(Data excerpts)

----------

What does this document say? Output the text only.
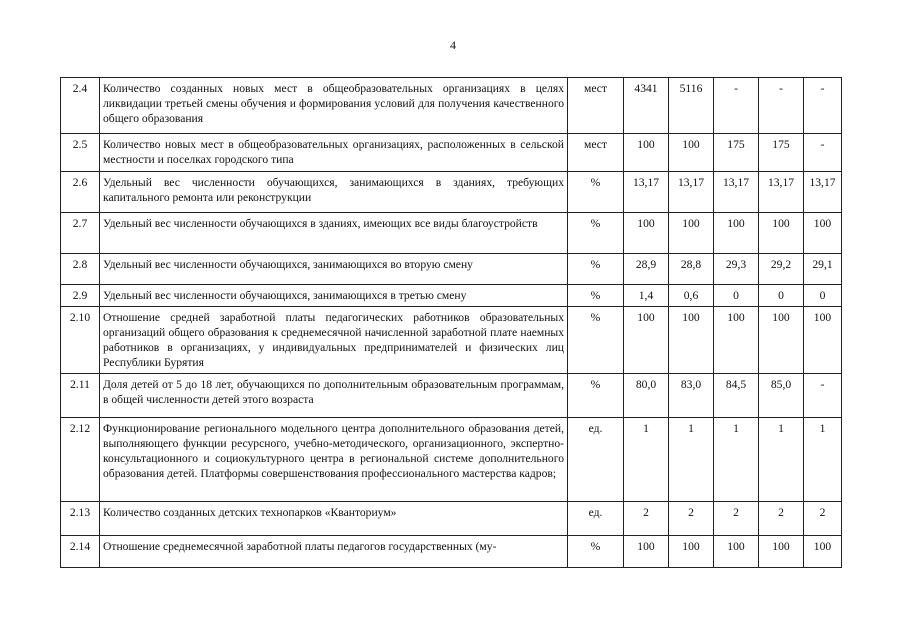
4
2.4	Количество созданных новых мест в общеобразовательных организациях в целях ликвидации третьей смены обучения и формирования условий для получения качественного общего образования	мест	4341	5116	-	-	-
2.5	Количество новых мест в общеобразовательных организациях, расположенных в сельской местности и поселках городского типа	мест	100	100	175	175	-
2.6	Удельный вес численности обучающихся, занимающихся в зданиях, требующих капитального ремонта или реконструкции	%	13,17	13,17	13,17	13,17	13,17
2.7	Удельный вес численности обучающихся в зданиях, имеющих все виды благоустройств	%	100	100	100	100	100
2.8	Удельный вес численности обучающихся, занимающихся во вторую смену	%	28,9	28,8	29,3	29,2	29,1
2.9	Удельный вес численности обучающихся, занимающихся в третью смену	%	1,4	0,6	0	0	0
2.10	Отношение средней заработной платы педагогических работников образовательных организаций общего образования к среднемесячной начисленной заработной плате наемных работников в организациях, у индивидуальных предпринимателей и физических лиц Республики Бурятия	%	100	100	100	100	100
2.11	Доля детей от 5 до 18 лет, обучающихся по дополнительным образовательным программам, в общей численности детей этого возраста	%	80,0	83,0	84,5	85,0	-
2.12	Функционирование регионального модельного центра дополнительного образования детей, выполняющего функции ресурсного, учебно-методического, организационного, экспертно-консультационного и социокультурного центра в региональной системе дополнительного образования детей. Платформы совершенствования профессионального мастерства кадров;	ед.	1	1	1	1	1
2.13	Количество созданных детских технопарков «Кванториум»	ед.	2	2	2	2	2
2.14	Отношение среднемесячной заработной платы педагогов государственных (му-	%	100	100	100	100	100
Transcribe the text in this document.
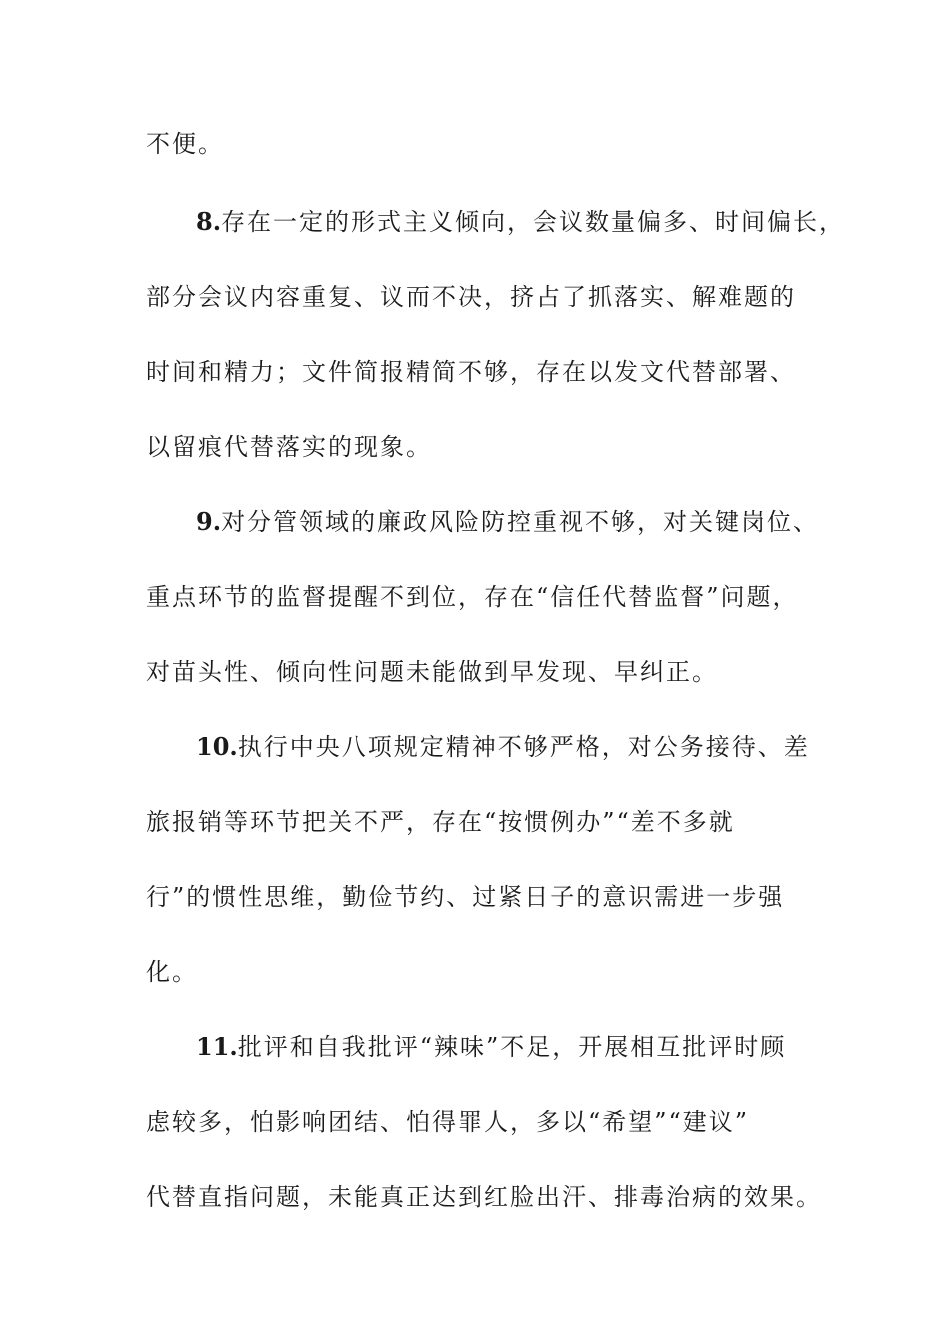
不便。
8.存在一定的形式主义倾向，会议数量偏多、时间偏长，
部分会议内容重复、议而不决，挤占了抓落实、解难题的
时间和精力；文件简报精简不够，存在以发文代替部署、
以留痕代替落实的现象。
9.对分管领域的廉政风险防控重视不够，对关键岗位、
重点环节的监督提醒不到位，存在“信任代替监督”问题，
对苗头性、倾向性问题未能做到早发现、早纠正。
10.执行中央八项规定精神不够严格，对公务接待、差
旅报销等环节把关不严，存在“按惯例办”“差不多就
行”的惯性思维，勤俭节约、过紧日子的意识需进一步强
化。
11.批评和自我批评“辣味”不足，开展相互批评时顾
虑较多，怕影响团结、怕得罪人，多以“希望”“建议”
代替直指问题，未能真正达到红脸出汗、排毒治病的效果。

----------

Pictures excluded, copy exactly the lines running from the one with "Transcribe the text in this document." through the last line of the material.

Transcribe the text in this document.
不便。
8.存在一定的形式主义倾向，会议数量偏多、时间偏长，
部分会议内容重复、议而不决，挤占了抓落实、解难题的
时间和精力；文件简报精简不够，存在以发文代替部署、
以留痕代替落实的现象。
9.对分管领域的廉政风险防控重视不够，对关键岗位、
重点环节的监督提醒不到位，存在“信任代替监督”问题，
对苗头性、倾向性问题未能做到早发现、早纠正。
10.执行中央八项规定精神不够严格，对公务接待、差
旅报销等环节把关不严，存在“按惯例办”“差不多就
行”的惯性思维，勤俭节约、过紧日子的意识需进一步强
化。
11.批评和自我批评“辣味”不足，开展相互批评时顾
虑较多，怕影响团结、怕得罪人，多以“希望”“建议”
代替直指问题，未能真正达到红脸出汗、排毒治病的效果。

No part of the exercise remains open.